* [YOUR GOAL]: Take each line containing the word "explicit" and copy it.

==== GIVEN INFORMATION ====

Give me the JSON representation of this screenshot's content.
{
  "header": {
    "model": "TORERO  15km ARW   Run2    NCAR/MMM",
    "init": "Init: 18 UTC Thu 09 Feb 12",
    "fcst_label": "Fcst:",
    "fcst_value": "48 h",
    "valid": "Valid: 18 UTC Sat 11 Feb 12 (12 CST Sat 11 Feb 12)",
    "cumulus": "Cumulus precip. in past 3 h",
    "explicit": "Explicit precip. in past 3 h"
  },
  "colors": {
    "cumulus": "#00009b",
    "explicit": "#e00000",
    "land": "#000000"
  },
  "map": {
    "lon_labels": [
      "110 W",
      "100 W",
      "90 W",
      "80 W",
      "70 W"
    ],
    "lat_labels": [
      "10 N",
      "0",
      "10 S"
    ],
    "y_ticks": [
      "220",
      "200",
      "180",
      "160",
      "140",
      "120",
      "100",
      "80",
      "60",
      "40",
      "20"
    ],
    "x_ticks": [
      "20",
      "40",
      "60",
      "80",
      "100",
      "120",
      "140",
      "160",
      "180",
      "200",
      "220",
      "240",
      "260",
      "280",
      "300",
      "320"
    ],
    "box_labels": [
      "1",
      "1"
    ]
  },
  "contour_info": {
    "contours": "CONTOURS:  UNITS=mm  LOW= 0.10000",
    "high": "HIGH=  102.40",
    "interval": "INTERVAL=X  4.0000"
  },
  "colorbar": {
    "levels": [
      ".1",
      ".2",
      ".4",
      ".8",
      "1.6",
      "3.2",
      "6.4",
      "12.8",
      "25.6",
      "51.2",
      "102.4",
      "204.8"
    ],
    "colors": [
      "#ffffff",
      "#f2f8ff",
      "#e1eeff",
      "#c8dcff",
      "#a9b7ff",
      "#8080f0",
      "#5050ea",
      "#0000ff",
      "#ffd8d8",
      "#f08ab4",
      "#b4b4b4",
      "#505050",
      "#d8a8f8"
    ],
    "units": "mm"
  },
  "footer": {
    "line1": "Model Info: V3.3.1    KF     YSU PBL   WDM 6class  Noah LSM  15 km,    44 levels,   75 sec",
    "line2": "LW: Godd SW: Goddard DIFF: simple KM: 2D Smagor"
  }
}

====

* [RESPONSE]:
    "explicit": "Explicit precip. in past 3 h"
    "explicit": "#e00000",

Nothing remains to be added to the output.